# Objective:
Translate this sentence from the convent text into Spanish: "She might well have managed to fulfill some of her dreams, but I shall never know."
— begin Text —
Turns out Sheila was a lesbian, or so I’ve been told, but who cares now. At least she escaped the convent before it was too late for her and before I ever allowed myself to join her so all is well, there.

She might well have managed to fulfill some of her dreams, but I shall never know.

When I shared the same school grounds we wrote letters to one another. Mine must have been syrupy sweet, though I doubt I ever declared my love, while I often questioned hers.

One day she wrote a letter including the words of some Catholic dignitary on the nature of love, the pure celibate type which she claimed to possess in contrast to the love between a man and woman in marriage. 

Relationships were restricted in those days and anything that veered away from the hegemony of the heterosexual bond was banned, especially in the church. Here she was a nun surrounded by hosts of other women and none of them were allowed to get to close to one another for fear of the passions that might get aroused and yet they were also required to travel everywhere in twos. She sometimes paired up with some ancient crone whose temperament might have appalled her. But perhaps this was the strategy, keep those who with similar inclinations apart so as not to infuse too much ardour among these women who had married one man only. They gold ring on their wedding finger to prove it. 

The Faithful Companions of Jesus. They covered their heads in black veils and walked the streets like their foundress from the mid 1800s Marie Madelein De Bonnault D’Houet, a woman who had once been married in France. She even had a child. But after her husband died and she was left widowed and appalled by conditions for the poor in her country she decided to set up a group of women to carry on God’s work in education their children.

It was a noble enterprise and although my occasional dreams of entering the convent including prayer to God and getting closer to my favourite nun I did not see myself as a teacher.
— end Text —
— begin Record excerpts —
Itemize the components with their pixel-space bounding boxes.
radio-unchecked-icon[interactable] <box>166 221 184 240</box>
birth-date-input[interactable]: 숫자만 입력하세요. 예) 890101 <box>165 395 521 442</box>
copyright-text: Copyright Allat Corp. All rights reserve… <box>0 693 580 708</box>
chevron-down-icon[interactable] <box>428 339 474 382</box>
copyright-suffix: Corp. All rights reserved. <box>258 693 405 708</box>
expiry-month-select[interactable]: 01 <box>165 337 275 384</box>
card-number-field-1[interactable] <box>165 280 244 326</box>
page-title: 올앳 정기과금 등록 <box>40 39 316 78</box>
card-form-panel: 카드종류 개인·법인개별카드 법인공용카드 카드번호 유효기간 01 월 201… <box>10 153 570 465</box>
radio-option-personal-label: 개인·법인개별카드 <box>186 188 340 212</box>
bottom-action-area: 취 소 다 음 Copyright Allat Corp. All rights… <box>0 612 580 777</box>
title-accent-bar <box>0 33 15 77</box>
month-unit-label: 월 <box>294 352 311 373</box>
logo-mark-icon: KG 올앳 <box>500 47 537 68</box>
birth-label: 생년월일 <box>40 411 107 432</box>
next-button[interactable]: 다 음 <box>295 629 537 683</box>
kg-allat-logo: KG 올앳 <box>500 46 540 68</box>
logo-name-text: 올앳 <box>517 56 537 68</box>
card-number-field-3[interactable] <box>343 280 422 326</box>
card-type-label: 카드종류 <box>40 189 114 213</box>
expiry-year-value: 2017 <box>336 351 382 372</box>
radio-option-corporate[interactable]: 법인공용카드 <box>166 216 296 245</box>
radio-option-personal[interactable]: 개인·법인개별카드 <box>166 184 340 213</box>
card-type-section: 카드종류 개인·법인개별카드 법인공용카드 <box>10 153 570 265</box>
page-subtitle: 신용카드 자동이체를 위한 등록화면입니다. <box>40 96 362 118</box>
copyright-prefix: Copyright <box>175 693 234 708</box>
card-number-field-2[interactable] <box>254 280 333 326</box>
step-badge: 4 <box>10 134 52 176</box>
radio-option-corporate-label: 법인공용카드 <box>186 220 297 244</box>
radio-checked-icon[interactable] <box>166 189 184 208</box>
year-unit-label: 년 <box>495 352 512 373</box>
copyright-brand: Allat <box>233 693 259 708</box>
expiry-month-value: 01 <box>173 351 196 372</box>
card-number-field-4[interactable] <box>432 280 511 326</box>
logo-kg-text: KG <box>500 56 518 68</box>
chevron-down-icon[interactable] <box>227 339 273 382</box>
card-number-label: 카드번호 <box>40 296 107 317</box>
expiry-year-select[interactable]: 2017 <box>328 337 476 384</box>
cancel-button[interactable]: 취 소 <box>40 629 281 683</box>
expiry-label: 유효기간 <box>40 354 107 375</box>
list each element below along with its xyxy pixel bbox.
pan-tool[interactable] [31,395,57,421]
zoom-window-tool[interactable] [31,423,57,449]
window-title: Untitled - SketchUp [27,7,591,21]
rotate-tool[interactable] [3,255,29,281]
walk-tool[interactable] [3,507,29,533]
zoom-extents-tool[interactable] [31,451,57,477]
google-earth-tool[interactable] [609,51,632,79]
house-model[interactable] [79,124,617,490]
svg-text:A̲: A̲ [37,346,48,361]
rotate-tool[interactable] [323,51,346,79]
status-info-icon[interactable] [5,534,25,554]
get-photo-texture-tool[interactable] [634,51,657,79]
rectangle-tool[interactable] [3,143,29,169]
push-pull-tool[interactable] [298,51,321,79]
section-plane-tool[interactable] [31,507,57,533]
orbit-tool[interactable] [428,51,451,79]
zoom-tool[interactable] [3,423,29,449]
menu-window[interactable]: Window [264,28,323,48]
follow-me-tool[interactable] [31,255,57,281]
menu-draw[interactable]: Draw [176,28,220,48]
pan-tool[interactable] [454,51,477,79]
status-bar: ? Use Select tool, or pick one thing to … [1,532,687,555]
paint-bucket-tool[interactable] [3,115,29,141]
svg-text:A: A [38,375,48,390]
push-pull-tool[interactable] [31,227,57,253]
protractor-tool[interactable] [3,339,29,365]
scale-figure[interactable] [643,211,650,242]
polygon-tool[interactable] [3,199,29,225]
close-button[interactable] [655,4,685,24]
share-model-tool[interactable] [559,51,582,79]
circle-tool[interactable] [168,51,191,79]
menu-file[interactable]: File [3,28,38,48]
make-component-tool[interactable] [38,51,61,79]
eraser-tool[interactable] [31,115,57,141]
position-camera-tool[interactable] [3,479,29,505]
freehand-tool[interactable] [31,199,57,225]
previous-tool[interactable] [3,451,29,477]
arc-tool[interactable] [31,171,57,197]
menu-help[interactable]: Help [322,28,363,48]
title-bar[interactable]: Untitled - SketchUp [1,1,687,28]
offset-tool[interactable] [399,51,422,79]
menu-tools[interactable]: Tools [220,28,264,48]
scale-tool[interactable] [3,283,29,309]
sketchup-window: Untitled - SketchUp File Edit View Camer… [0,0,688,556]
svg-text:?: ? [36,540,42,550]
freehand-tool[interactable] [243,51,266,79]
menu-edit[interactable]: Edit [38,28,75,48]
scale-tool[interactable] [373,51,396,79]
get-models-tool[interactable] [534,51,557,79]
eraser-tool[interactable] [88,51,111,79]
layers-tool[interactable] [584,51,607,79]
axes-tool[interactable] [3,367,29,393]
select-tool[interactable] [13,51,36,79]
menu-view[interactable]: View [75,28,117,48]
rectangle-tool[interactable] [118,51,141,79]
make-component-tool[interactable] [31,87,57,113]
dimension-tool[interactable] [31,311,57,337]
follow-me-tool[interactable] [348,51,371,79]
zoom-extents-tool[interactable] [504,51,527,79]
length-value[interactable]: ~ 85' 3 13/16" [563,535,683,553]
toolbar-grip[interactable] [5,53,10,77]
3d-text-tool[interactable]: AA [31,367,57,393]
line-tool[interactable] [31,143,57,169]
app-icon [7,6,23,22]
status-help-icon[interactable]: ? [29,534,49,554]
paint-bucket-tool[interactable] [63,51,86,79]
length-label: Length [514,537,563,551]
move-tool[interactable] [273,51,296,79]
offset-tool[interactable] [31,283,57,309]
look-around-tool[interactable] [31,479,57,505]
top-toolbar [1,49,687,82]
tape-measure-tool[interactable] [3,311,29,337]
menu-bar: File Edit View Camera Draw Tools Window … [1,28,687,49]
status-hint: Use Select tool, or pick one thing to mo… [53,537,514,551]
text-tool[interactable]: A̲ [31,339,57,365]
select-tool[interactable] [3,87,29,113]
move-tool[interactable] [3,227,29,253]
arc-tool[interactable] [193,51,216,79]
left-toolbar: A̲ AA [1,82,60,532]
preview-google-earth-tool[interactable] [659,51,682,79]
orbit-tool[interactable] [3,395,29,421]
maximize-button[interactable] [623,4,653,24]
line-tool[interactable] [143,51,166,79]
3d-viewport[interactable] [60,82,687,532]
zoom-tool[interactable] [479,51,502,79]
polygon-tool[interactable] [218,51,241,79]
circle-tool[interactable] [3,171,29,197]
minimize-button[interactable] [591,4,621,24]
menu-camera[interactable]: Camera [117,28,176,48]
— end Record excerpts —
# Completed task:
Bien podría haber logrado cumplir algunos de sus sueños, pero nunca lo sabré.